Work to do: Transcribe every entry word for word, leaving out all images.

[Start]

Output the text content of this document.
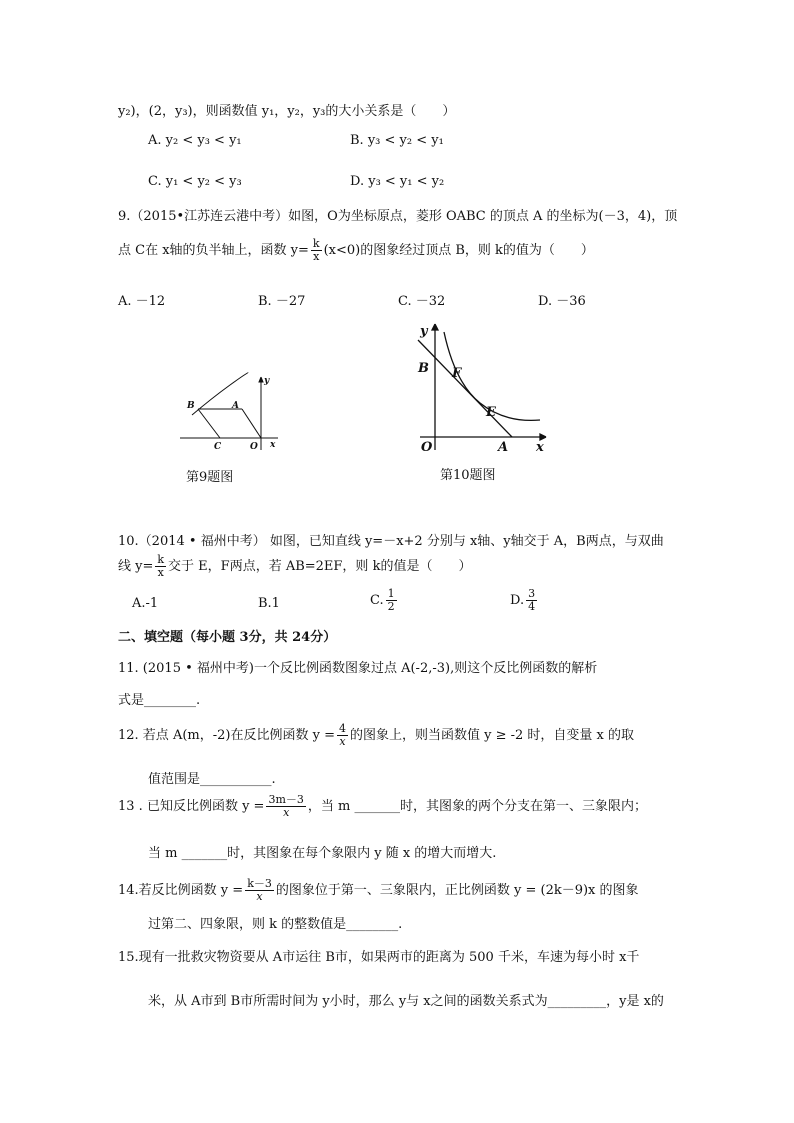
y₂)，(2，y₃)，则函数值 y₁，y₂，y₃的大小关系是（　　）
A. y₂ < y₃ < y₁	B. y₃ < y₂ < y₁
C. y₁ < y₂ < y₃	D. y₃ < y₁ < y₂
9.（2015•江苏连云港中考）如图，O为坐标原点，菱形 OABC 的顶点 A 的坐标为(－3，4)，顶
点 C在 x轴的负半轴上，函数 $y= \frac{k}{x} (x<0)$的图象经过顶点 B，则 k的值为（　　）
A. －12	B. －27	C. －32	D. －36
y
x
B	A
C	O
第9题图
y
x
B F
E
O	A
第10题图
10.（2014 • 福州中考） 如图，已知直线 y=－x+2 分别与 x轴、y轴交于 A，B两点，与双曲
线 $y= \frac{k}{x}$ 交于 E，F两点，若 AB=2EF，则 k的值是（　　）
A.-1	B.1	C. $\frac{1}{2}$	D. $\frac{3}{4}$
二、填空题（每小题 3分，共 24分）
11. (2015 • 福州中考)一个反比例函数图象过点 A(-2,-3),则这个反比例函数的解析
式是________.
12. 若点 A(m，-2)在反比例函数 $y = \frac{4}{x}$ 的图象上，则当函数值 y ≥ -2 时，自变量 x 的取
值范围是___________.
13 . 已知反比例函数 $y = \frac{3m-3}{x}$ ，当 m _______时，其图象的两个分支在第一、三象限内；
当 m _______时，其图象在每个象限内 y 随 x 的增大而增大.
14.若反比例函数 $y = \frac{k-3}{x}$ 的图象位于第一、三象限内，正比例函数 y = (2k－9)x 的图象
过第二、四象限，则 k 的整数值是________.
15.现有一批救灾物资要从 A市运往 B市，如果两市的距离为 500 千米，车速为每小时 x千
米，从 A市到 B市所需时间为 y小时，那么 y与 x之间的函数关系式为_________，y是 x的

[End]

Answer to the task:
Output the text content of this document.
y₂)，(2，y₃)，则函数值 y₁，y₂，y₃的大小关系是（　　）
A. y₂ < y₃ < y₁	B. y₃ < y₂ < y₁
C. y₁ < y₂ < y₃	D. y₃ < y₁ < y₂
9.（2015•江苏连云港中考）如图，O为坐标原点，菱形 OABC 的顶点 A 的坐标为(－3，4)，顶
点 C在 x轴的负半轴上，函数 $y= \frac{k}{x} (x<0)$的图象经过顶点 B，则 k的值为（　　）
A. －12	B. －27	C. －32	D. －36
y
x
B	A
C	O
第9题图
y
x
B F
E
O	A
第10题图
10.（2014 • 福州中考） 如图，已知直线 y=－x+2 分别与 x轴、y轴交于 A，B两点，与双曲
线 $y= \frac{k}{x}$ 交于 E，F两点，若 AB=2EF，则 k的值是（　　）
A.-1	B.1	C. $\frac{1}{2}$	D. $\frac{3}{4}$
二、填空题（每小题 3分，共 24分）
11. (2015 • 福州中考)一个反比例函数图象过点 A(-2,-3),则这个反比例函数的解析
式是________.
12. 若点 A(m，-2)在反比例函数 $y = \frac{4}{x}$ 的图象上，则当函数值 y ≥ -2 时，自变量 x 的取
值范围是___________.
13 . 已知反比例函数 $y = \frac{3m-3}{x}$ ，当 m _______时，其图象的两个分支在第一、三象限内；
当 m _______时，其图象在每个象限内 y 随 x 的增大而增大.
14.若反比例函数 $y = \frac{k-3}{x}$ 的图象位于第一、三象限内，正比例函数 y = (2k－9)x 的图象
过第二、四象限，则 k 的整数值是________.
15.现有一批救灾物资要从 A市运往 B市，如果两市的距离为 500 千米，车速为每小时 x千
米，从 A市到 B市所需时间为 y小时，那么 y与 x之间的函数关系式为_________，y是 x的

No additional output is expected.